## Exercise instructions
Out of all the lines below, count those with the word "JSON". Give the number only.

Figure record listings
★ ★ ★ ★ ★ ★ ★

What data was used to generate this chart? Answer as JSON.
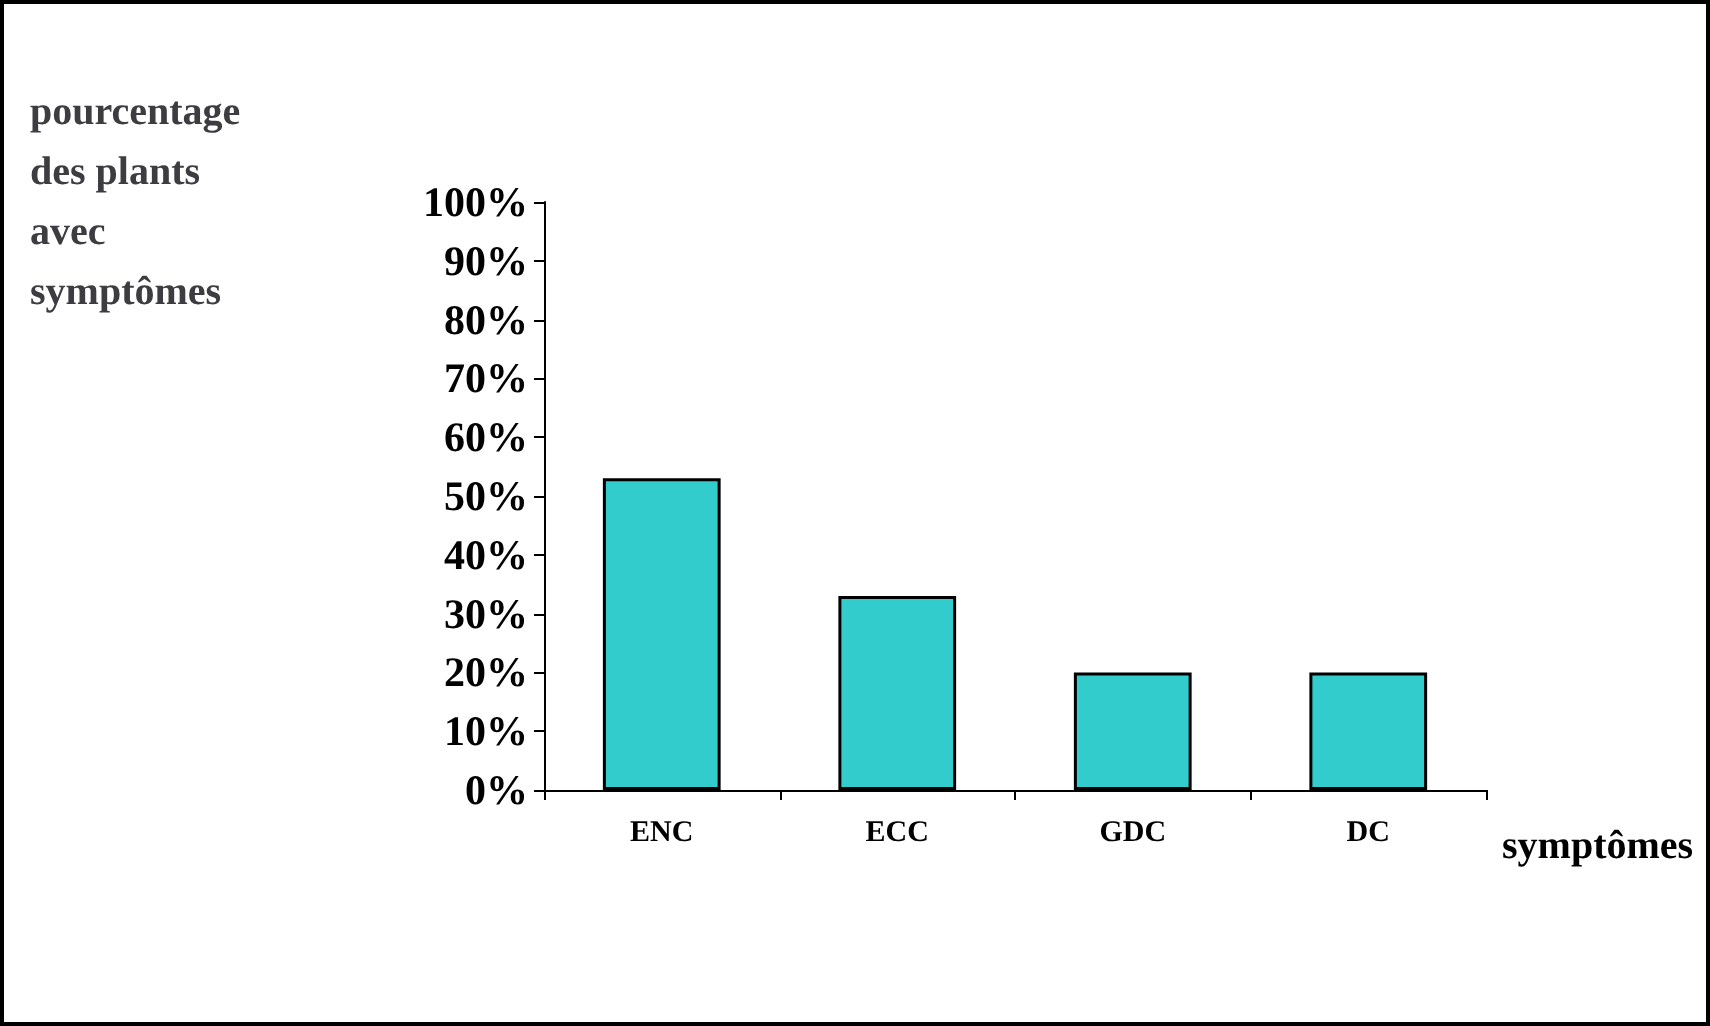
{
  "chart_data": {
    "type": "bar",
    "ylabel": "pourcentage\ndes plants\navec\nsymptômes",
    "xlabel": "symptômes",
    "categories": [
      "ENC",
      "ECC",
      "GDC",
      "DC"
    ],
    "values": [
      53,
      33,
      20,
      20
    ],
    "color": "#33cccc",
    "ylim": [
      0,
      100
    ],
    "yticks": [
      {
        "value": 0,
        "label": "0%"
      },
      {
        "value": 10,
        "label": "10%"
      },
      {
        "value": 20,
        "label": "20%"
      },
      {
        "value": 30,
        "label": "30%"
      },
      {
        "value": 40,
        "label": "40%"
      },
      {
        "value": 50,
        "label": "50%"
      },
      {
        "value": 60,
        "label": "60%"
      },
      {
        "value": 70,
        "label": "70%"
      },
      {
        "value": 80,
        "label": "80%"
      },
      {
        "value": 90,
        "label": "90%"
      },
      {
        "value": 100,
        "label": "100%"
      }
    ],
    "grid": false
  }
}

★ ★ ★ ★ ★ ★ ★

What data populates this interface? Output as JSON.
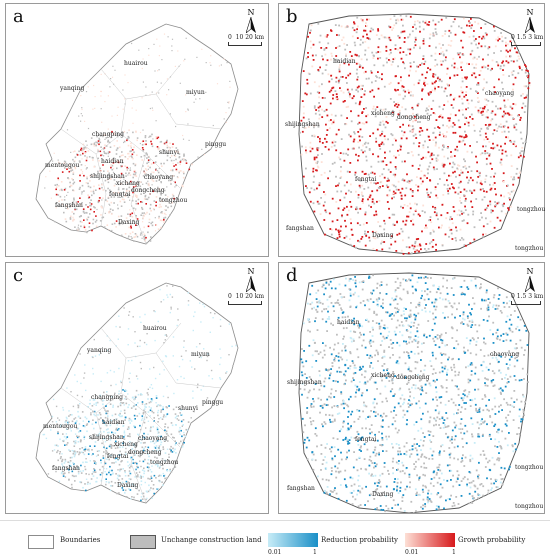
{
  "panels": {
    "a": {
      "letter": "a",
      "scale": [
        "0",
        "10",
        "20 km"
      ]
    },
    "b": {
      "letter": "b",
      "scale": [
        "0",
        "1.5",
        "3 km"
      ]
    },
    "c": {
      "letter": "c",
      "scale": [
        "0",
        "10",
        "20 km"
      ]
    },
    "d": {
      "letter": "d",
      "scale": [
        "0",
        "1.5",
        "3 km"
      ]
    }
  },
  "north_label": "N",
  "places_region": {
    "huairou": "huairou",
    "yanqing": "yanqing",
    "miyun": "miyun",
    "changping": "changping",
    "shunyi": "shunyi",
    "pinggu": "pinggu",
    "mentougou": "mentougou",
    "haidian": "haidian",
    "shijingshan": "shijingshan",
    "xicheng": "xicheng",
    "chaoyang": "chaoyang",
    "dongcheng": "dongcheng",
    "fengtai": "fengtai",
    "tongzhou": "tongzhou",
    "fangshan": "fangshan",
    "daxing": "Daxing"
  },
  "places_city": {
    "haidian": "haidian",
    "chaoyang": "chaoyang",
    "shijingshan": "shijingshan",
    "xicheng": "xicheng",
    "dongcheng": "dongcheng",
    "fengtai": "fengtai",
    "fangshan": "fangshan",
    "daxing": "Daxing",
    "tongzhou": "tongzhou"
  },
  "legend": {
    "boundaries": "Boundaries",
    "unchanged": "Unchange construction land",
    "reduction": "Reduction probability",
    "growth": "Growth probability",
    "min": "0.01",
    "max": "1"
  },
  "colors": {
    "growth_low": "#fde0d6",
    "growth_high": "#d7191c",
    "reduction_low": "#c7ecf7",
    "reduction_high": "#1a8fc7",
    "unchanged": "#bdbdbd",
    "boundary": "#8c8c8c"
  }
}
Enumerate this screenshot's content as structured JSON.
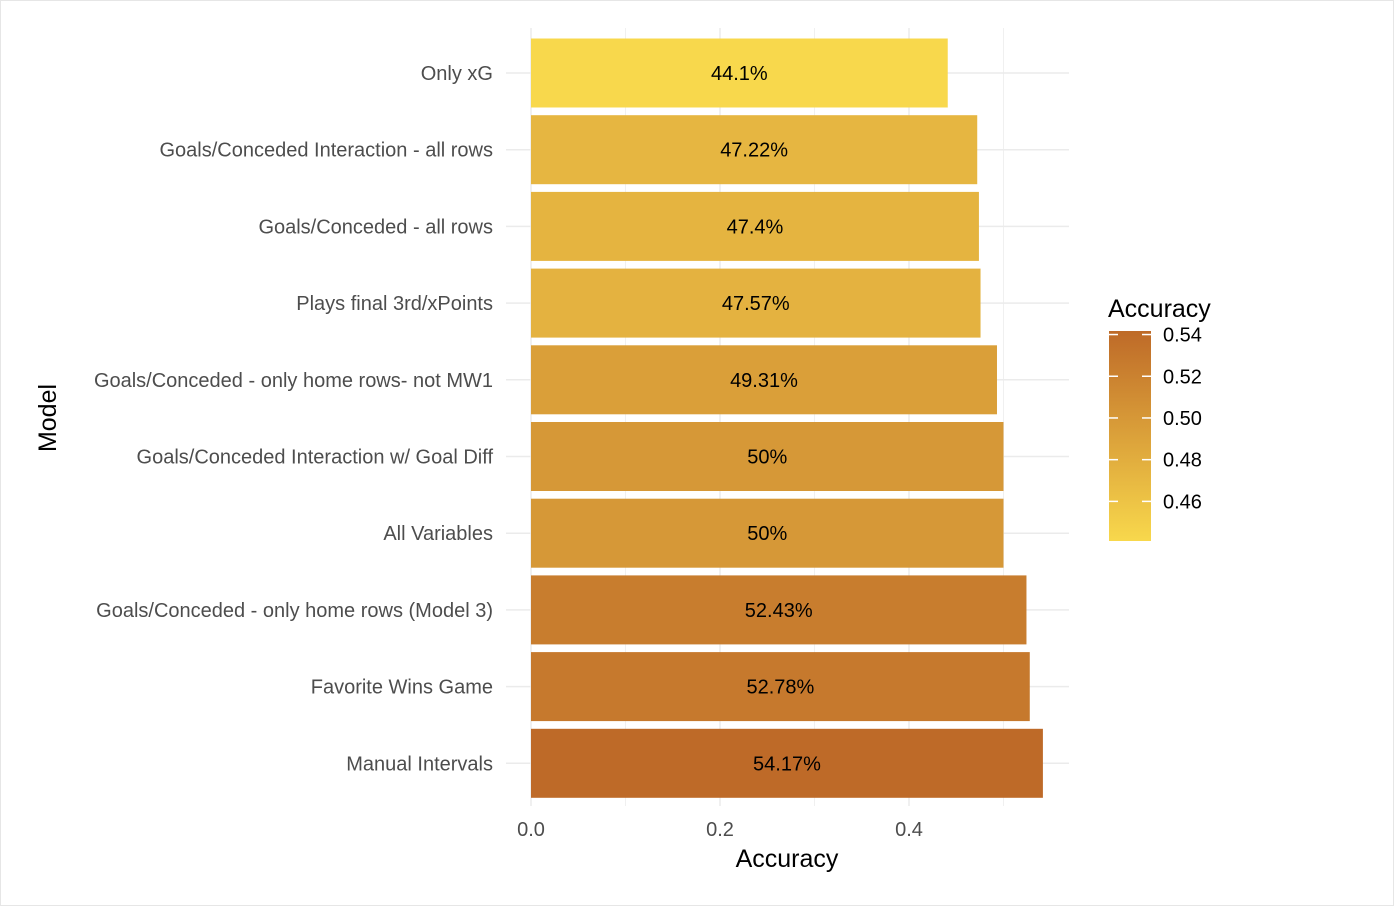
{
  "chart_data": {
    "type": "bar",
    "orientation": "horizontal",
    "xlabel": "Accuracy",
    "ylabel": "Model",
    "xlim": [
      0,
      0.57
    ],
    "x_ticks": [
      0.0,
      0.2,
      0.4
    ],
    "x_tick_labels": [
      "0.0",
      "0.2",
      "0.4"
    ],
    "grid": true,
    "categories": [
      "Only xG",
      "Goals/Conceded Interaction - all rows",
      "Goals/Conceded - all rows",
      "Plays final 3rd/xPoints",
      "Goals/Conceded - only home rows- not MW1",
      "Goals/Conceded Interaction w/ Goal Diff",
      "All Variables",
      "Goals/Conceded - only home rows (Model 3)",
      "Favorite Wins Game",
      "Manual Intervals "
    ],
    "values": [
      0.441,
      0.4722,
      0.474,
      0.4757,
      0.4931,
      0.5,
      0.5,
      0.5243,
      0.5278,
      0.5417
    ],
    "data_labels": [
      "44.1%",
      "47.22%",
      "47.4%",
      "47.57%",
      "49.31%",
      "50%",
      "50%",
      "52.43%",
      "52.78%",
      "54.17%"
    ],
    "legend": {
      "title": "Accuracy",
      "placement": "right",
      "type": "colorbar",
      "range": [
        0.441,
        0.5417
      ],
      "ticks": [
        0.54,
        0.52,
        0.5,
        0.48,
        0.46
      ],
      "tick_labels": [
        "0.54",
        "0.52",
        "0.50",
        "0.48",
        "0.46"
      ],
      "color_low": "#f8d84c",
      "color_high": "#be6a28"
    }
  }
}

★ ★ ★ ★ ★ ★ ★

## Result of the exercise
3